- **The request**
Below are some records. Pull every line that contains the word "name".

- **Records to process**
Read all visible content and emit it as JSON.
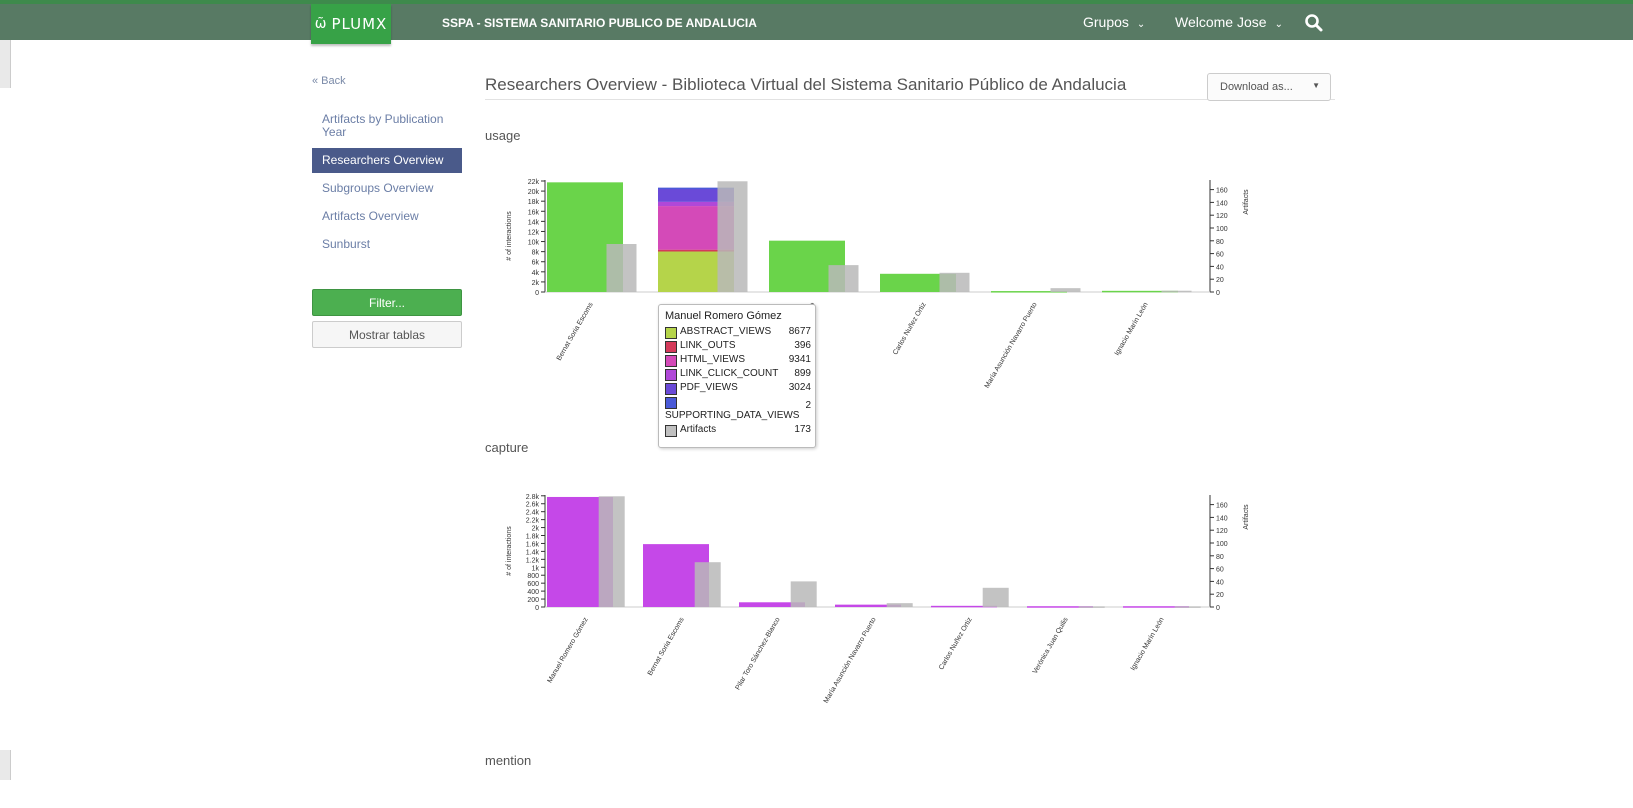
{
  "header": {
    "logo_text": "PLUMX",
    "site_title": "SSPA - SISTEMA SANITARIO PUBLICO DE ANDALUCIA",
    "groups_label": "Grupos",
    "user_label": "Welcome Jose"
  },
  "sidebar": {
    "back_label": "« Back",
    "items": [
      {
        "label": "Artifacts by Publication Year"
      },
      {
        "label": "Researchers Overview"
      },
      {
        "label": "Subgroups Overview"
      },
      {
        "label": "Artifacts Overview"
      },
      {
        "label": "Sunburst"
      }
    ],
    "filter_label": "Filter...",
    "tables_label": "Mostrar tablas"
  },
  "main": {
    "title": "Researchers Overview - Biblioteca Virtual del Sistema Sanitario Público de Andalucia",
    "download_label": "Download as...",
    "sections": [
      "usage",
      "capture",
      "mention"
    ]
  },
  "tooltip": {
    "title": "Manuel Romero Gómez",
    "rows": [
      {
        "label": "ABSTRACT_VIEWS",
        "value": "8677",
        "color": "#b5d44a"
      },
      {
        "label": "LINK_OUTS",
        "value": "396",
        "color": "#d43a5a"
      },
      {
        "label": "HTML_VIEWS",
        "value": "9341",
        "color": "#d44ab8"
      },
      {
        "label": "LINK_CLICK_COUNT",
        "value": "899",
        "color": "#b048d8"
      },
      {
        "label": "PDF_VIEWS",
        "value": "3024",
        "color": "#6a4ad8"
      },
      {
        "label": "SUPPORTING_DATA_VIEWS",
        "value": "2",
        "color": "#4a5ad8"
      },
      {
        "label": "Artifacts",
        "value": "173",
        "color": "#c0c0c0"
      }
    ]
  },
  "chart_data": [
    {
      "type": "bar",
      "name": "usage",
      "ylabel": "# of interactions",
      "y2label": "Artifacts",
      "ylim": [
        0,
        24000
      ],
      "y2lim": [
        0,
        175
      ],
      "yticks": [
        "0",
        "2k",
        "4k",
        "6k",
        "8k",
        "10k",
        "12k",
        "14k",
        "16k",
        "18k",
        "20k",
        "22k"
      ],
      "y2ticks": [
        "0",
        "20",
        "40",
        "60",
        "80",
        "100",
        "120",
        "140",
        "160"
      ],
      "categories": [
        "Bernat Soria Escoms",
        "Manuel Romero Gómez",
        "Pilar Toro Sánchez-Blanco",
        "Carlos Nuñez Ortiz",
        "María Asunción Navarro Puerto",
        "Ignacio Marín León"
      ],
      "category_labels_visible": [
        "Bernat Soria Escoms",
        "",
        "…ez-Blanco",
        "Carlos Nuñez Ortiz",
        "María Asunción Navarro Puerto",
        "Ignacio Marín León"
      ],
      "series": [
        {
          "name": "ABSTRACT_VIEWS",
          "color": "#b5d44a",
          "values": [
            0,
            8677,
            0,
            0,
            0,
            0
          ]
        },
        {
          "name": "LINK_OUTS",
          "color": "#d43a5a",
          "values": [
            0,
            396,
            0,
            0,
            0,
            0
          ]
        },
        {
          "name": "HTML_VIEWS",
          "color": "#d44ab8",
          "values": [
            0,
            9341,
            0,
            0,
            0,
            0
          ]
        },
        {
          "name": "LINK_CLICK_COUNT",
          "color": "#b048d8",
          "values": [
            0,
            899,
            0,
            0,
            0,
            0
          ]
        },
        {
          "name": "PDF_VIEWS",
          "color": "#6a4ad8",
          "values": [
            0,
            3024,
            0,
            0,
            0,
            0
          ]
        },
        {
          "name": "SUPPORTING_DATA_VIEWS",
          "color": "#4a5ad8",
          "values": [
            0,
            2,
            0,
            0,
            0,
            0
          ]
        },
        {
          "name": "",
          "color": "#6ad44a",
          "values": [
            23500,
            0,
            11000,
            3900,
            200,
            250
          ]
        }
      ],
      "artifacts": [
        75,
        173,
        42,
        30,
        6,
        2
      ],
      "artifact_color": "#b8b8b8"
    },
    {
      "type": "bar",
      "name": "capture",
      "ylabel": "# of interactions",
      "y2label": "Artifacts",
      "ylim": [
        0,
        2850
      ],
      "y2lim": [
        0,
        175
      ],
      "yticks": [
        "0",
        "200",
        "400",
        "600",
        "800",
        "1k",
        "1.2k",
        "1.4k",
        "1.6k",
        "1.8k",
        "2k",
        "2.2k",
        "2.4k",
        "2.6k",
        "2.8k"
      ],
      "y2ticks": [
        "0",
        "20",
        "40",
        "60",
        "80",
        "100",
        "120",
        "140",
        "160"
      ],
      "categories": [
        "Manuel Romero Gómez",
        "Bernat Soria Escoms",
        "Pilar Toro Sánchez-Blanco",
        "María Asunción Navarro Puerto",
        "Carlos Nuñez Ortiz",
        "Verónica Juan Quilis",
        "Ignacio Marín León"
      ],
      "series": [
        {
          "name": "",
          "color": "#c548e8",
          "values": [
            2800,
            1600,
            120,
            60,
            30,
            20,
            20
          ]
        }
      ],
      "artifacts": [
        173,
        70,
        40,
        6,
        30,
        1,
        1
      ],
      "artifact_color": "#b8b8b8"
    }
  ]
}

- **Result of the task**
      "name": "usage",
          "name": "ABSTRACT_VIEWS",
          "name": "LINK_OUTS",
          "name": "HTML_VIEWS",
          "name": "LINK_CLICK_COUNT",
          "name": "PDF_VIEWS",
          "name": "SUPPORTING_DATA_VIEWS",
          "name": "",
      "name": "capture",
          "name": "",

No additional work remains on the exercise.